## Exercise:
Reproduce every entry below precisely. Pictures are excluded from the copy.

## Records for the exercise:
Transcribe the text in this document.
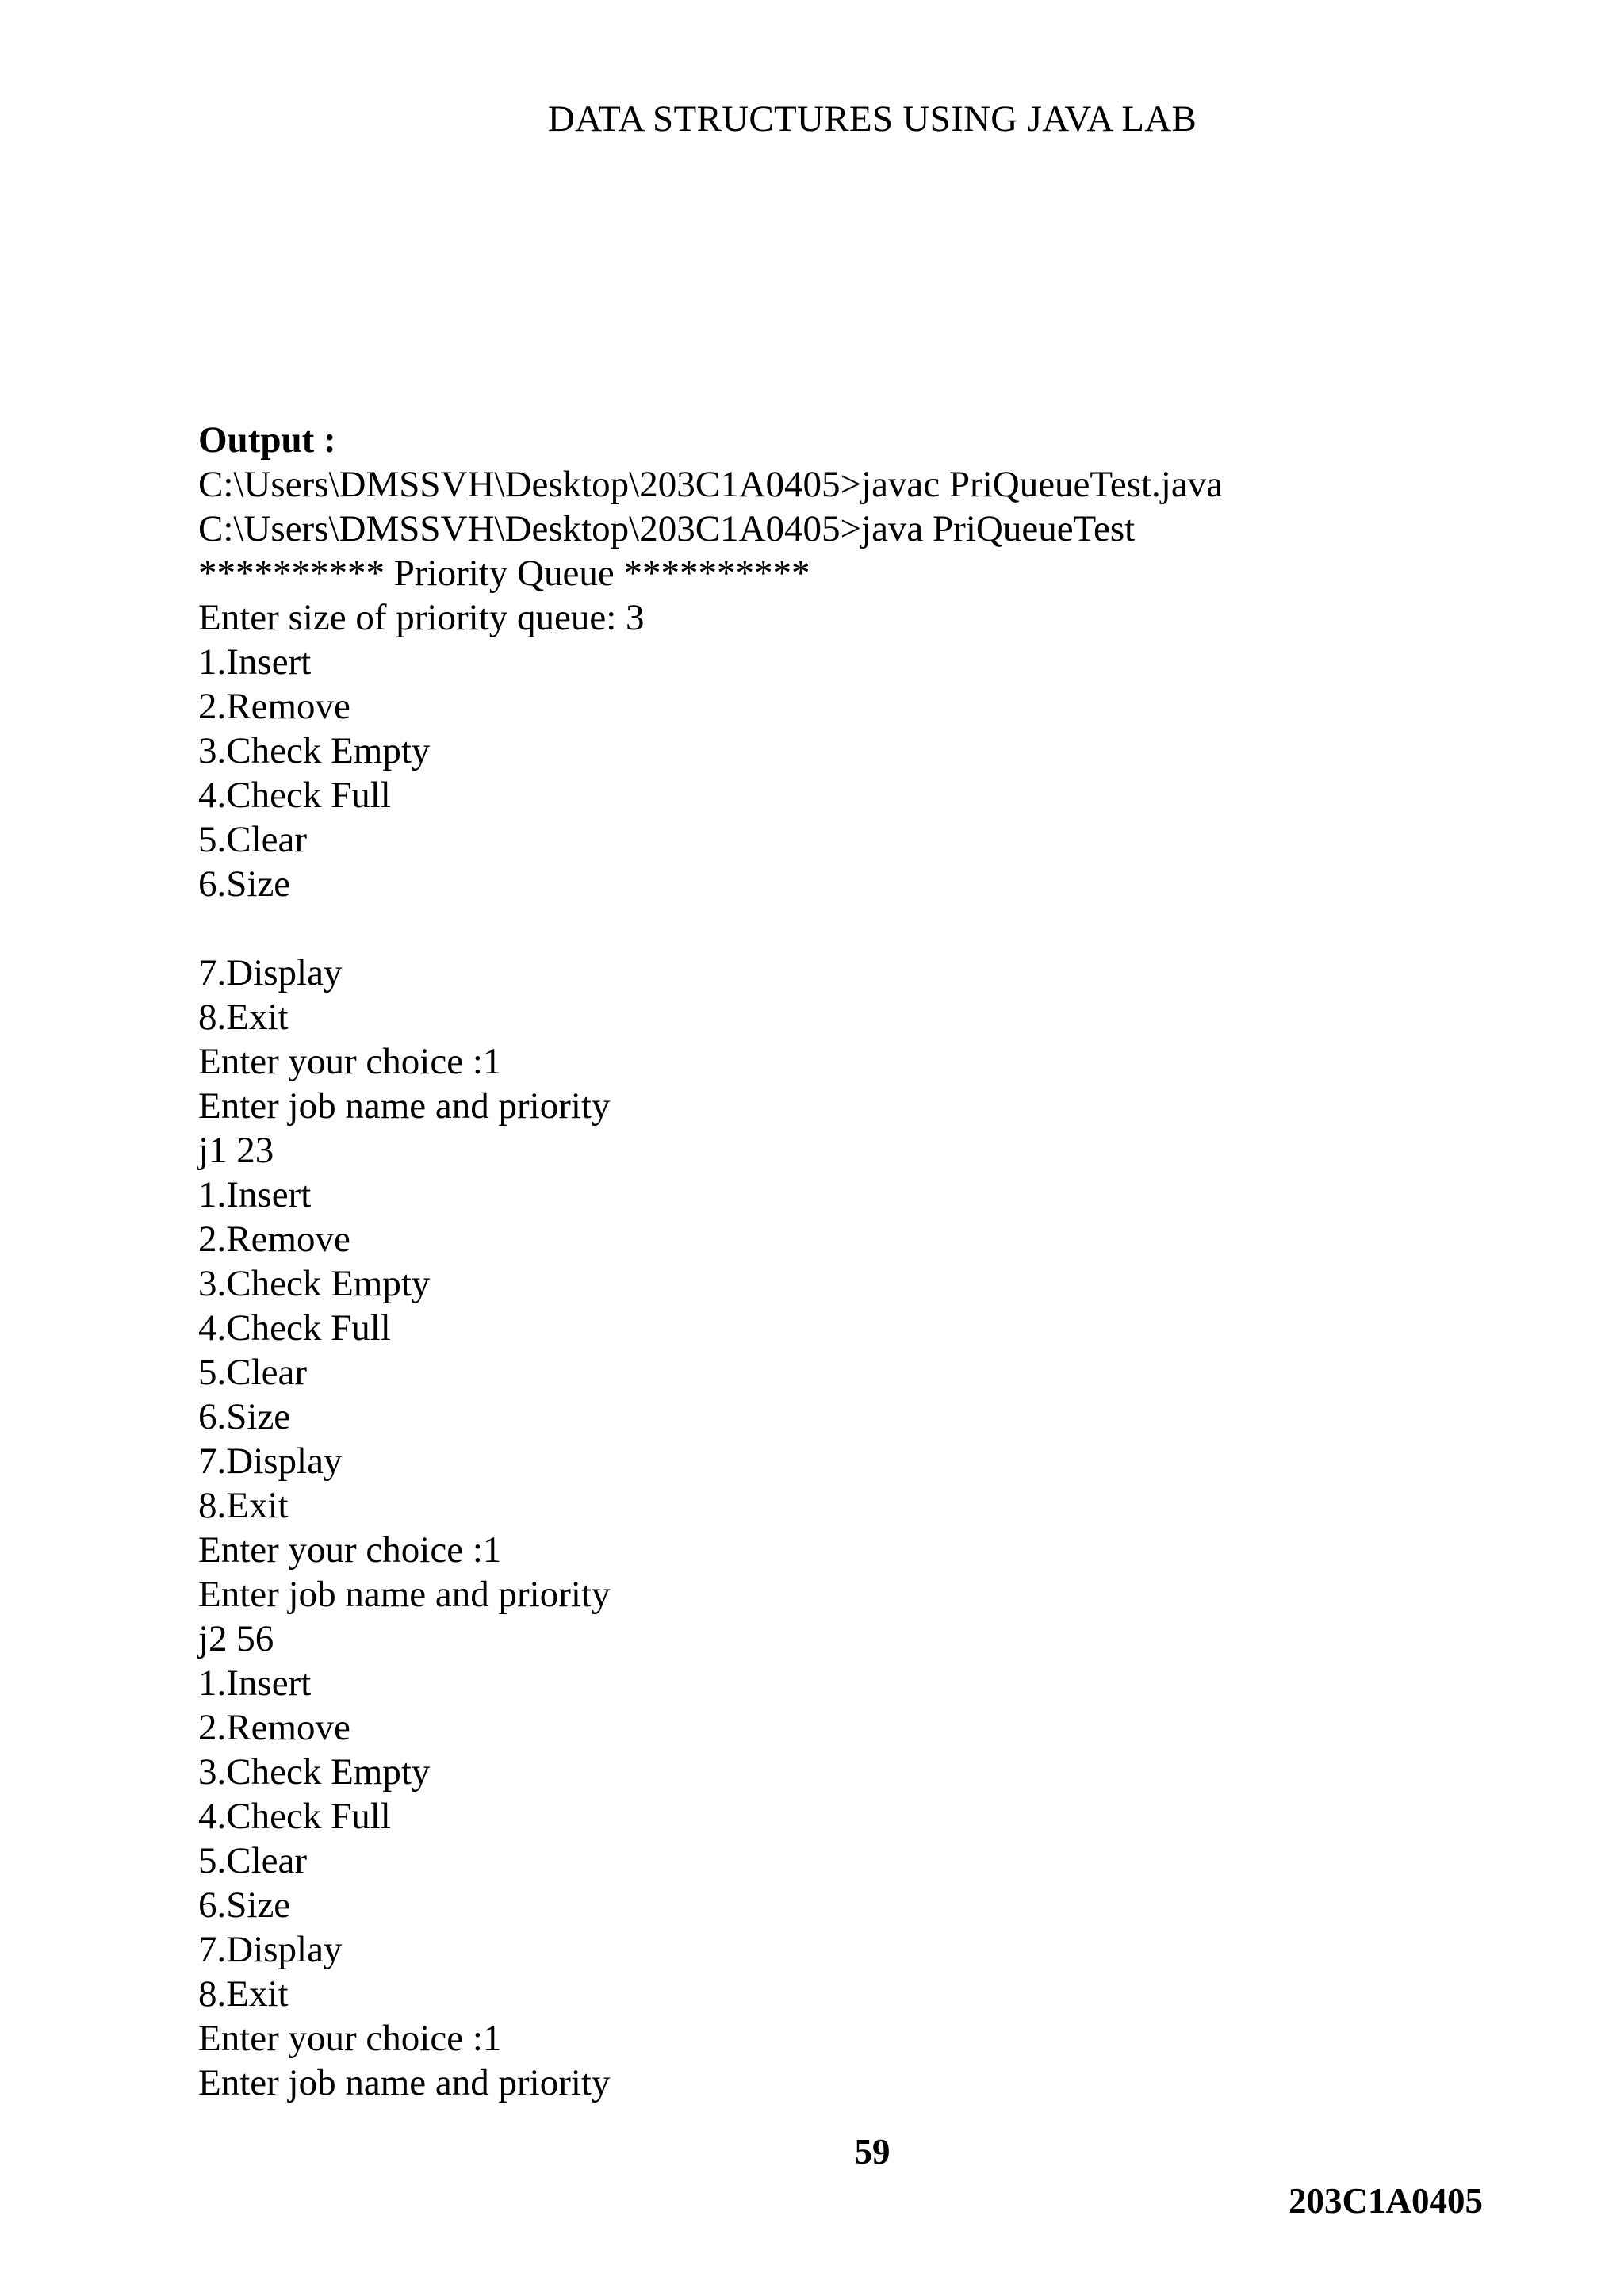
DATA STRUCTURES USING JAVA LAB
Output :
C:\Users\DMSSVH\Desktop\203C1A0405>javac PriQueueTest.java
C:\Users\DMSSVH\Desktop\203C1A0405>java PriQueueTest
********** Priority Queue **********
Enter size of priority queue: 3
1.Insert
2.Remove
3.Check Empty
4.Check Full
5.Clear
6.Size
7.Display
8.Exit
Enter your choice :1
Enter job name and priority
j1 23
1.Insert
2.Remove
3.Check Empty
4.Check Full
5.Clear
6.Size
7.Display
8.Exit
Enter your choice :1
Enter job name and priority
j2 56
1.Insert
2.Remove
3.Check Empty
4.Check Full
5.Clear
6.Size
7.Display
8.Exit
Enter your choice :1
Enter job name and priority
59
203C1A0405
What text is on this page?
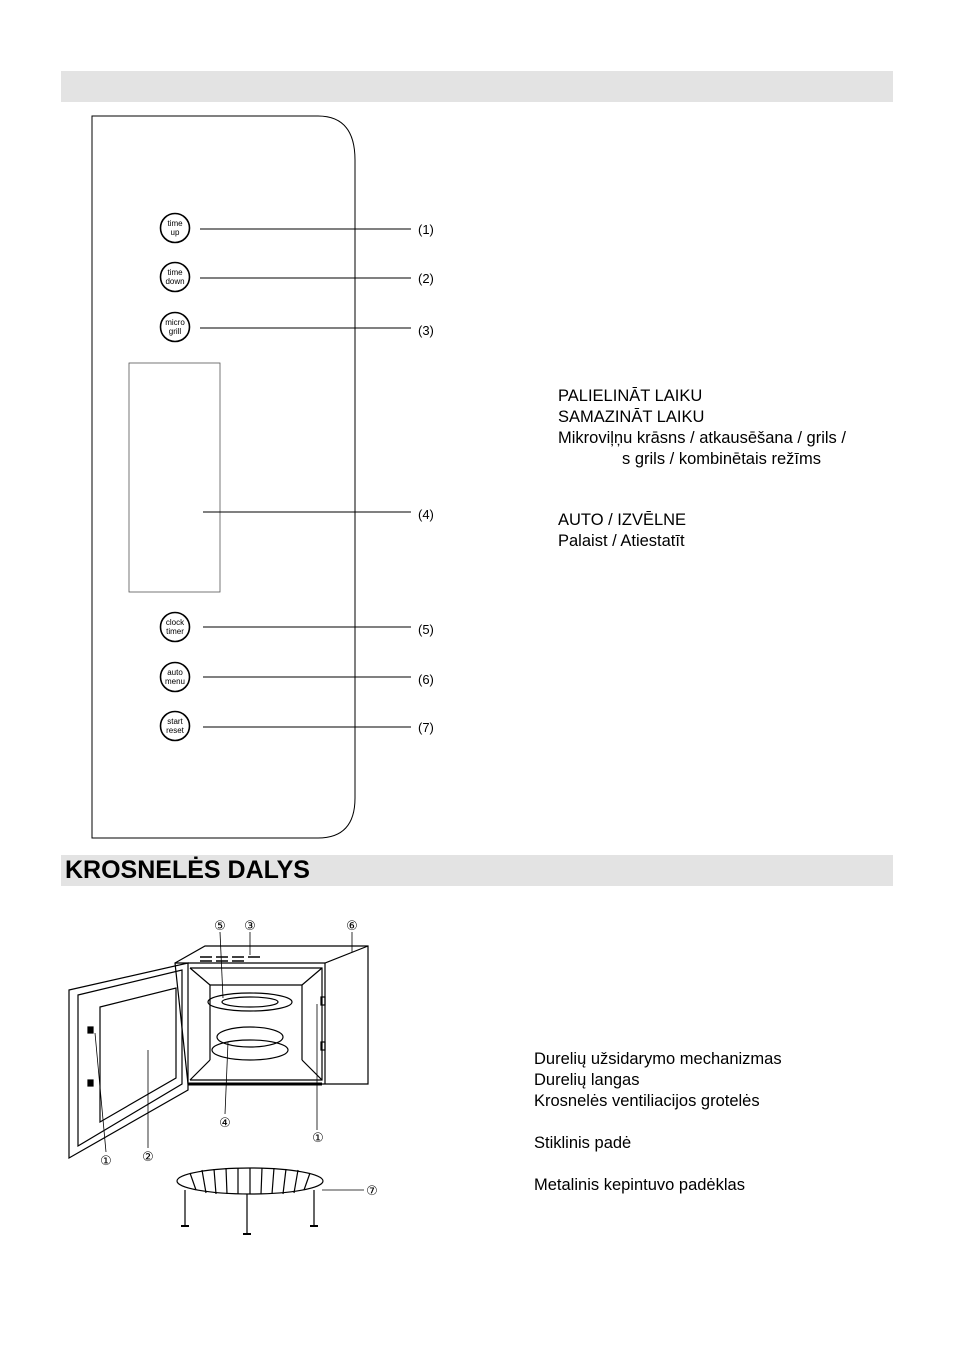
time
up
time
down
micro
grill
clock
timer
auto
menu
start
reset
(1)
(2)
(3)
(4)
(5)
(6)
(7)
PALIELINĀT LAIKU
SAMAZINĀT LAIKU
Mikroviļņu krāsns / atkausēšana / grils /
s grils / kombinētais režīms
AUTO / IZVĒLNE
Palaist / Atiestatīt
KROSNELĖS DALYS
⑤ ③	⑥
④
①
① ②
⑦
Durelių užsidarymo mechanizmas
Durelių langas
Krosnelės ventiliacijos grotelės
Stiklinis padė
Metalinis kepintuvo padėklas
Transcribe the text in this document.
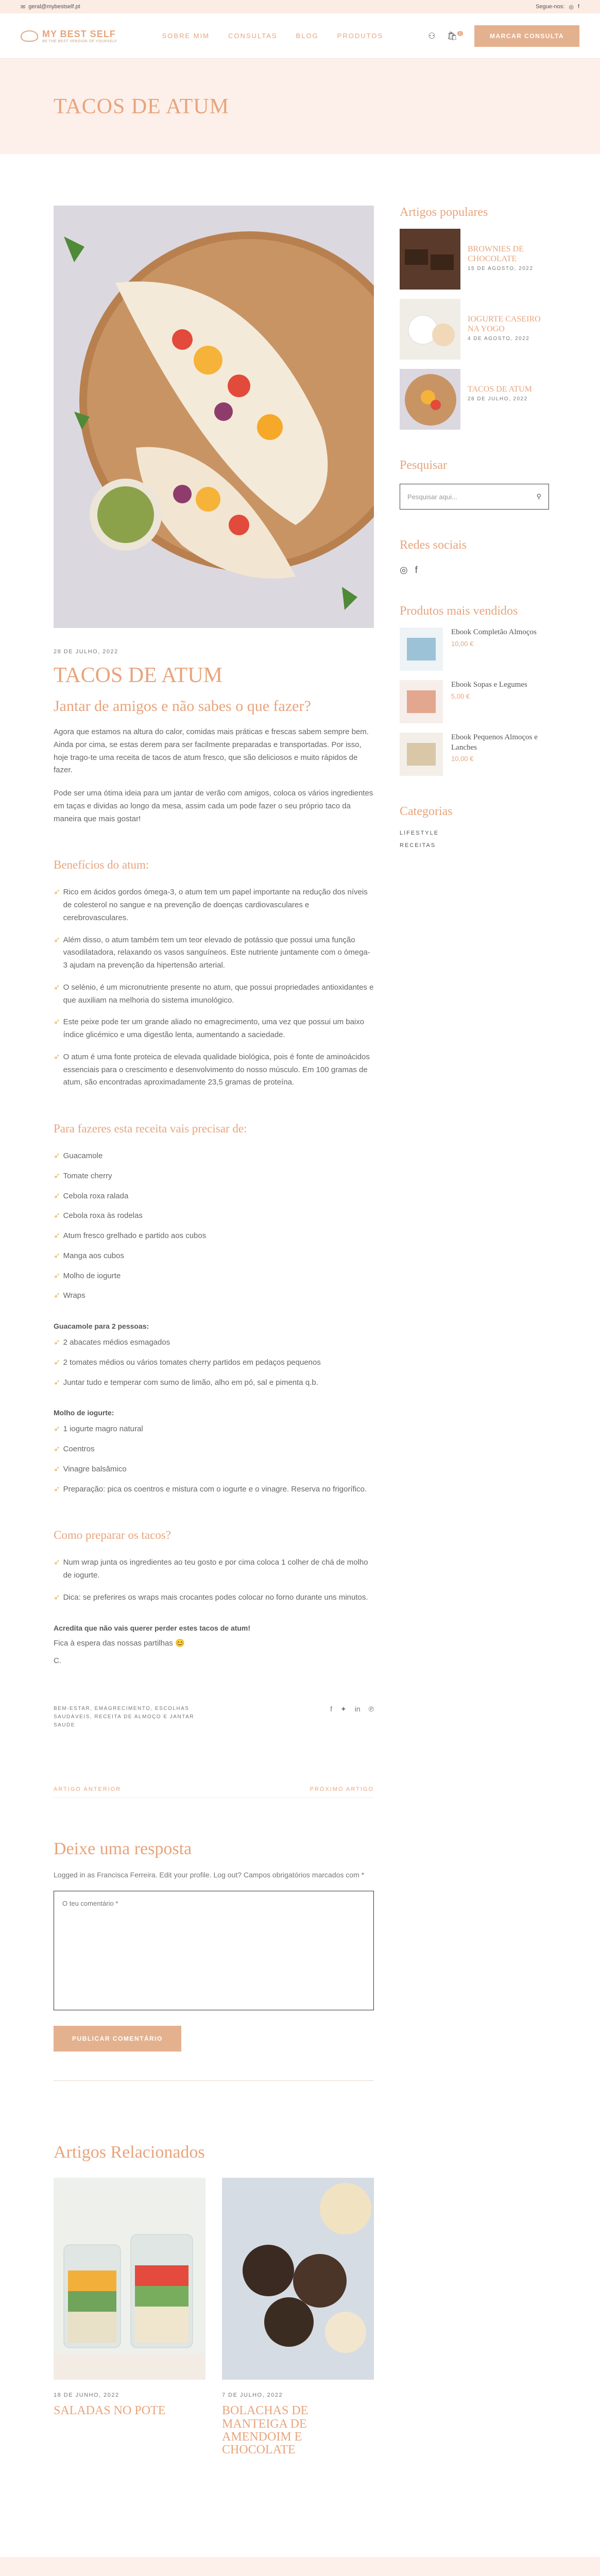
✉ geral@mybestself.pt	Segue-nos: ◎ f
MY BEST SELF
BE THE BEST VERSION OF YOURSELF
SOBRE MIM	CONSULTAS	BLOG	PRODUTOS	⚇ 🛍 $^0$	MARCAR CONSULTA
TACOS DE ATUM
28 DE JULHO, 2022
TACOS DE ATUM
Jantar de amigos e não sabes o que fazer?

Agora que estamos na altura do calor, comidas mais práticas e frescas sabem sempre bem. Ainda por cima, se estas derem para ser facilmente preparadas e transportadas. Por isso, hoje trago-te uma receita de tacos de atum fresco, que são deliciosos e muito rápidos de fazer.

Pode ser uma ótima ideia para um jantar de verão com amigos, coloca os vários ingredientes em taças e dividas ao longo da mesa, assim cada um pode fazer o seu próprio taco da maneira que mais gostar!

Benefícios do atum:
➶ Rico em ácidos gordos ómega-3, o atum tem um papel importante na redução dos níveis de colesterol no sangue e na prevenção de doenças cardiovasculares e cerebrovasculares.
➶ Além disso, o atum também tem um teor elevado de potássio que possui uma função vasodilatadora, relaxando os vasos sanguíneos. Este nutriente juntamente com o ómega-3 ajudam na prevenção da hipertensão arterial.
➶ O selénio, é um micronutriente presente no atum, que possui propriedades antioxidantes e que auxiliam na melhoria do sistema imunológico.
➶ Este peixe pode ter um grande aliado no emagrecimento, uma vez que possui um baixo índice glicémico e uma digestão lenta, aumentando a saciedade.
➶ O atum é uma fonte proteica de elevada qualidade biológica, pois é fonte de aminoácidos essenciais para o crescimento e desenvolvimento do nosso músculo. Em 100 gramas de atum, são encontradas aproximadamente 23,5 gramas de proteína.
Para fazeres esta receita vais precisar de:
➶ Guacamole
➶ Tomate cherry
➶ Cebola roxa ralada
➶ Cebola roxa às rodelas
➶ Atum fresco grelhado e partido aos cubos
➶ Manga aos cubos
➶ Molho de iogurte
➶ Wraps
Guacamole para 2 pessoas:
➶ 2 abacates médios esmagados
➶ 2 tomates médios ou vários tomates cherry partidos em pedaços pequenos
➶ Juntar tudo e temperar com sumo de limão, alho em pó, sal e pimenta q.b.
Molho de iogurte:
➶ 1 iogurte magro natural
➶ Coentros
➶ Vinagre balsâmico
➶ Preparação: pica os coentros e mistura com o iogurte e o vinagre. Reserva no frigorífico.
Como preparar os tacos?
➶ Num wrap junta os ingredientes ao teu gosto e por cima coloca 1 colher de chá de molho de iogurte.
➶ Dica: se preferires os wraps mais crocantes podes colocar no forno durante uns minutos.
Acredita que não vais querer perder estes tacos de atum!

Fica à espera das nossas partilhas 😊

C.

BEM-ESTAR, EMAGRECIMENTO, ESCOLHAS SAUDÁVEIS, RECEITA DE ALMOÇO E JANTAR SAUDE
f ✦ in ℗
ARTIGO ANTERIOR	PRÓXIMO ARTIGO
Deixe uma resposta

Logged in as Francisca Ferreira. Edit your profile. Log out? Campos obrigatórios marcados com *

O teu comentário *
PUBLICAR COMENTÁRIO
Artigos Relacionados
18 DE JUNHO, 2022
SALADAS NO POTE
7 DE JULHO, 2022
BOLACHAS DE MANTEIGA DE AMENDOIM E CHOCOLATE
Artigos populares
BROWNIES DE CHOCOLATE
15 DE AGOSTO, 2022
IOGURTE CASEIRO NA YOGO
4 DE AGOSTO, 2022
TACOS DE ATUM
28 DE JULHO, 2022
Pesquisar
Pesquisar aqui...	⚲
Redes sociais
◎ f
Produtos mais vendidos
Ebook Completão Almoços
10,00 €
Ebook Sopas e Legumes
5,00 €
Ebook Pequenos Almoços e Lanches
10,00 €
Categorias
LIFESTYLE
RECEITAS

## Result of the exercise:
Transcribe the text in this document.
DATA STRUCTURES USING JAVA LAB
Output :
C:\Users\DMSSVH\Desktop\203C1A0405>javac PriQueueTest.java
C:\Users\DMSSVH\Desktop\203C1A0405>java PriQueueTest
********** Priority Queue **********
Enter size of priority queue: 3
1.Insert
2.Remove
3.Check Empty
4.Check Full
5.Clear
6.Size
7.Display
8.Exit
Enter your choice :1
Enter job name and priority
j1 23
1.Insert
2.Remove
3.Check Empty
4.Check Full
5.Clear
6.Size
7.Display
8.Exit
Enter your choice :1
Enter job name and priority
j2 56
1.Insert
2.Remove
3.Check Empty
4.Check Full
5.Clear
6.Size
7.Display
8.Exit
Enter your choice :1
Enter job name and priority
59
203C1A0405
What text is on this page?
time
up
time
down
micro
grill
clock
timer
auto
menu
start
reset
(1)
(2)
(3)
(4)
(5)
(6)
(7)
PALIELINĀT LAIKU
SAMAZINĀT LAIKU
Mikroviļņu krāsns / atkausēšana / grils /
s grils / kombinētais režīms
AUTO / IZVĒLNE
Palaist / Atiestatīt
KROSNELĖS DALYS
⑤ ③	⑥
④
①
① ②
⑦
Durelių užsidarymo mechanizmas
Durelių langas
Krosnelės ventiliacijos grotelės
Stiklinis padė
Metalinis kepintuvo padėklas
Transcribe the text in this document.
✉ geral@mybestself.pt	Segue-nos: ◎ f
MY BEST SELF
BE THE BEST VERSION OF YOURSELF
SOBRE MIM	CONSULTAS	BLOG	PRODUTOS	⚇ 🛍 $^0$	MARCAR CONSULTA
TACOS DE ATUM
28 DE JULHO, 2022
TACOS DE ATUM
Jantar de amigos e não sabes o que fazer?

Agora que estamos na altura do calor, comidas mais práticas e frescas sabem sempre bem. Ainda por cima, se estas derem para ser facilmente preparadas e transportadas. Por isso, hoje trago-te uma receita de tacos de atum fresco, que são deliciosos e muito rápidos de fazer.

Pode ser uma ótima ideia para um jantar de verão com amigos, coloca os vários ingredientes em taças e dividas ao longo da mesa, assim cada um pode fazer o seu próprio taco da maneira que mais gostar!

Benefícios do atum:
➶ Rico em ácidos gordos ómega-3, o atum tem um papel importante na redução dos níveis de colesterol no sangue e na prevenção de doenças cardiovasculares e cerebrovasculares.
➶ Além disso, o atum também tem um teor elevado de potássio que possui uma função vasodilatadora, relaxando os vasos sanguíneos. Este nutriente juntamente com o ómega-3 ajudam na prevenção da hipertensão arterial.
➶ O selénio, é um micronutriente presente no atum, que possui propriedades antioxidantes e que auxiliam na melhoria do sistema imunológico.
➶ Este peixe pode ter um grande aliado no emagrecimento, uma vez que possui um baixo índice glicémico e uma digestão lenta, aumentando a saciedade.
➶ O atum é uma fonte proteica de elevada qualidade biológica, pois é fonte de aminoácidos essenciais para o crescimento e desenvolvimento do nosso músculo. Em 100 gramas de atum, são encontradas aproximadamente 23,5 gramas de proteína.
Para fazeres esta receita vais precisar de:
➶ Guacamole
➶ Tomate cherry
➶ Cebola roxa ralada
➶ Cebola roxa às rodelas
➶ Atum fresco grelhado e partido aos cubos
➶ Manga aos cubos
➶ Molho de iogurte
➶ Wraps
Guacamole para 2 pessoas:
➶ 2 abacates médios esmagados
➶ 2 tomates médios ou vários tomates cherry partidos em pedaços pequenos
➶ Juntar tudo e temperar com sumo de limão, alho em pó, sal e pimenta q.b.
Molho de iogurte:
➶ 1 iogurte magro natural
➶ Coentros
➶ Vinagre balsâmico
➶ Preparação: pica os coentros e mistura com o iogurte e o vinagre. Reserva no frigorífico.
Como preparar os tacos?
➶ Num wrap junta os ingredientes ao teu gosto e por cima coloca 1 colher de chá de molho de iogurte.
➶ Dica: se preferires os wraps mais crocantes podes colocar no forno durante uns minutos.
Acredita que não vais querer perder estes tacos de atum!

Fica à espera das nossas partilhas 😊

C.

BEM-ESTAR, EMAGRECIMENTO, ESCOLHAS SAUDÁVEIS, RECEITA DE ALMOÇO E JANTAR SAUDE
f ✦ in ℗
ARTIGO ANTERIOR	PRÓXIMO ARTIGO
Deixe uma resposta

Logged in as Francisca Ferreira. Edit your profile. Log out? Campos obrigatórios marcados com *

O teu comentário *
PUBLICAR COMENTÁRIO
Artigos Relacionados
18 DE JUNHO, 2022
SALADAS NO POTE
7 DE JULHO, 2022
BOLACHAS DE MANTEIGA DE AMENDOIM E CHOCOLATE
Artigos populares
BROWNIES DE CHOCOLATE
15 DE AGOSTO, 2022
IOGURTE CASEIRO NA YOGO
4 DE AGOSTO, 2022
TACOS DE ATUM
28 DE JULHO, 2022
Pesquisar
Pesquisar aqui...	⚲
Redes sociais
◎ f
Produtos mais vendidos
Ebook Completão Almoços
10,00 €
Ebook Sopas e Legumes
5,00 €
Ebook Pequenos Almoços e Lanches
10,00 €
Categorias
LIFESTYLE
RECEITAS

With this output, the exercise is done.